Directive
Repeat each record below exactly, dropping the pictures.

Items from a figure collection:
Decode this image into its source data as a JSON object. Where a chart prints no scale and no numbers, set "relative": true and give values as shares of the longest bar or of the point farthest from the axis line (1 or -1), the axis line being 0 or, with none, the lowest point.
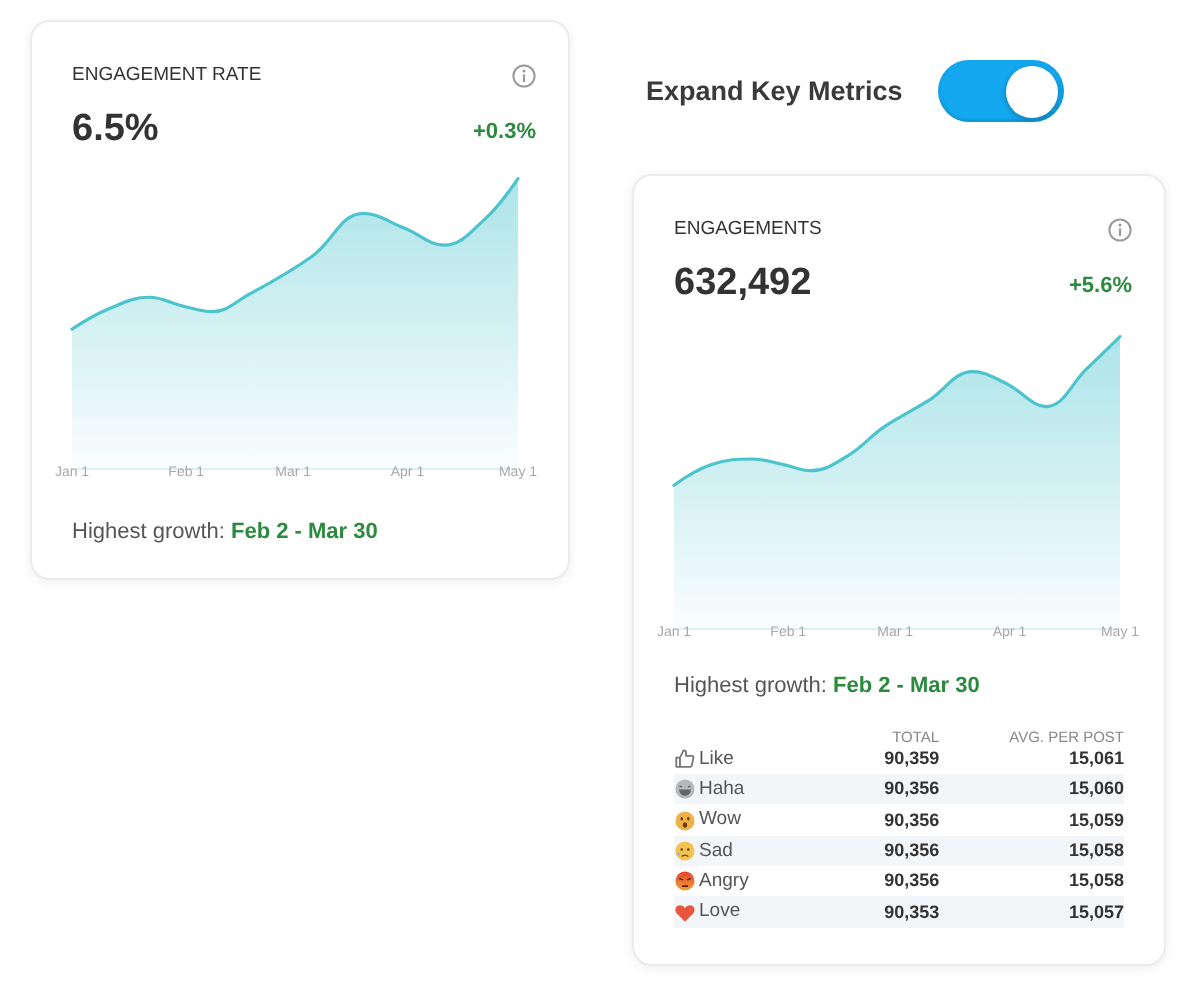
{
  "chart_data": [
    {
      "type": "area",
      "title": "ENGAGEMENT RATE",
      "subtitle": "6.5%",
      "annotations": [
        "+0.3%",
        "Highest growth:",
        "Feb 2 - Mar 30"
      ],
      "relative": true,
      "color": "#4cc4ce",
      "x": [
        "--01-01",
        "--01-11",
        "--01-22",
        "--01-31",
        "--02-08",
        "--02-18",
        "--03-06",
        "--03-20",
        "--03-31",
        "--04-11",
        "--04-22",
        "--05-01"
      ],
      "values": [
        0.48,
        0.55,
        0.59,
        0.56,
        0.54,
        0.6,
        0.73,
        0.88,
        0.83,
        0.77,
        0.86,
        1
      ],
      "xlim": [
        "--01-01",
        "--05-01"
      ],
      "xticks": [
        {
          "value": "--01-01",
          "label": "Jan 1"
        },
        {
          "value": "--02-01",
          "label": "Feb 1"
        },
        {
          "value": "--03-01",
          "label": "Mar 1"
        },
        {
          "value": "--04-01",
          "label": "Apr 1"
        },
        {
          "value": "--05-01",
          "label": "May 1"
        }
      ]
    },
    {
      "type": "other",
      "title": "Expand Key Metrics"
    },
    {
      "type": "area",
      "title": "ENGAGEMENTS",
      "subtitle": "632,492",
      "annotations": [
        "+5.6%",
        "Highest growth:",
        "Feb 2 - Mar 30"
      ],
      "relative": true,
      "color": "#4cc4ce",
      "x": [
        "--01-01",
        "--01-11",
        "--01-22",
        "--01-31",
        "--02-07",
        "--02-17",
        "--02-27",
        "--03-10",
        "--03-22",
        "--03-31",
        "--04-11",
        "--04-22",
        "--05-01"
      ],
      "values": [
        0.49,
        0.56,
        0.58,
        0.56,
        0.54,
        0.59,
        0.69,
        0.78,
        0.88,
        0.84,
        0.76,
        0.89,
        1
      ],
      "xlim": [
        "--01-01",
        "--05-01"
      ],
      "xticks": [
        {
          "value": "--01-01",
          "label": "Jan 1"
        },
        {
          "value": "--02-01",
          "label": "Feb 1"
        },
        {
          "value": "--03-01",
          "label": "Mar 1"
        },
        {
          "value": "--04-01",
          "label": "Apr 1"
        },
        {
          "value": "--05-01",
          "label": "May 1"
        }
      ]
    },
    {
      "type": "other",
      "categories": [
        "Like",
        "Haha",
        "Wow",
        "Sad",
        "Angry",
        "Love"
      ],
      "series": [
        {
          "name": "TOTAL",
          "values": [
            90359,
            90356,
            90356,
            90356,
            90356,
            90353
          ],
          "value_labels": [
            "90,359",
            "90,356",
            "90,356",
            "90,356",
            "90,356",
            "90,353"
          ]
        },
        {
          "name": "AVG. PER POST",
          "values": [
            15061,
            15060,
            15059,
            15058,
            15058,
            15057
          ],
          "value_labels": [
            "15,061",
            "15,060",
            "15,059",
            "15,058",
            "15,058",
            "15,057"
          ]
        }
      ]
    }
  ]
}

Exercise output
Decode this image into its source data as a JSON object. Where a chart prints no scale and no numbers, set "relative": true and give values as shares of the longest bar or of the point farthest from the axis line (1 or -1), the axis line being 0 or, with none, the lowest point.
{
  "chart_data": [
    {
      "type": "area",
      "title": "ENGAGEMENT RATE",
      "subtitle": "6.5%",
      "annotations": [
        "+0.3%",
        "Highest growth:",
        "Feb 2 - Mar 30"
      ],
      "relative": true,
      "color": "#4cc4ce",
      "x": [
        "--01-01",
        "--01-11",
        "--01-22",
        "--01-31",
        "--02-08",
        "--02-18",
        "--03-06",
        "--03-20",
        "--03-31",
        "--04-11",
        "--04-22",
        "--05-01"
      ],
      "values": [
        0.48,
        0.55,
        0.59,
        0.56,
        0.54,
        0.6,
        0.73,
        0.88,
        0.83,
        0.77,
        0.86,
        1
      ],
      "xlim": [
        "--01-01",
        "--05-01"
      ],
      "xticks": [
        {
          "value": "--01-01",
          "label": "Jan 1"
        },
        {
          "value": "--02-01",
          "label": "Feb 1"
        },
        {
          "value": "--03-01",
          "label": "Mar 1"
        },
        {
          "value": "--04-01",
          "label": "Apr 1"
        },
        {
          "value": "--05-01",
          "label": "May 1"
        }
      ]
    },
    {
      "type": "other",
      "title": "Expand Key Metrics"
    },
    {
      "type": "area",
      "title": "ENGAGEMENTS",
      "subtitle": "632,492",
      "annotations": [
        "+5.6%",
        "Highest growth:",
        "Feb 2 - Mar 30"
      ],
      "relative": true,
      "color": "#4cc4ce",
      "x": [
        "--01-01",
        "--01-11",
        "--01-22",
        "--01-31",
        "--02-07",
        "--02-17",
        "--02-27",
        "--03-10",
        "--03-22",
        "--03-31",
        "--04-11",
        "--04-22",
        "--05-01"
      ],
      "values": [
        0.49,
        0.56,
        0.58,
        0.56,
        0.54,
        0.59,
        0.69,
        0.78,
        0.88,
        0.84,
        0.76,
        0.89,
        1
      ],
      "xlim": [
        "--01-01",
        "--05-01"
      ],
      "xticks": [
        {
          "value": "--01-01",
          "label": "Jan 1"
        },
        {
          "value": "--02-01",
          "label": "Feb 1"
        },
        {
          "value": "--03-01",
          "label": "Mar 1"
        },
        {
          "value": "--04-01",
          "label": "Apr 1"
        },
        {
          "value": "--05-01",
          "label": "May 1"
        }
      ]
    },
    {
      "type": "other",
      "categories": [
        "Like",
        "Haha",
        "Wow",
        "Sad",
        "Angry",
        "Love"
      ],
      "series": [
        {
          "name": "TOTAL",
          "values": [
            90359,
            90356,
            90356,
            90356,
            90356,
            90353
          ],
          "value_labels": [
            "90,359",
            "90,356",
            "90,356",
            "90,356",
            "90,356",
            "90,353"
          ]
        },
        {
          "name": "AVG. PER POST",
          "values": [
            15061,
            15060,
            15059,
            15058,
            15058,
            15057
          ],
          "value_labels": [
            "15,061",
            "15,060",
            "15,059",
            "15,058",
            "15,058",
            "15,057"
          ]
        }
      ]
    }
  ]
}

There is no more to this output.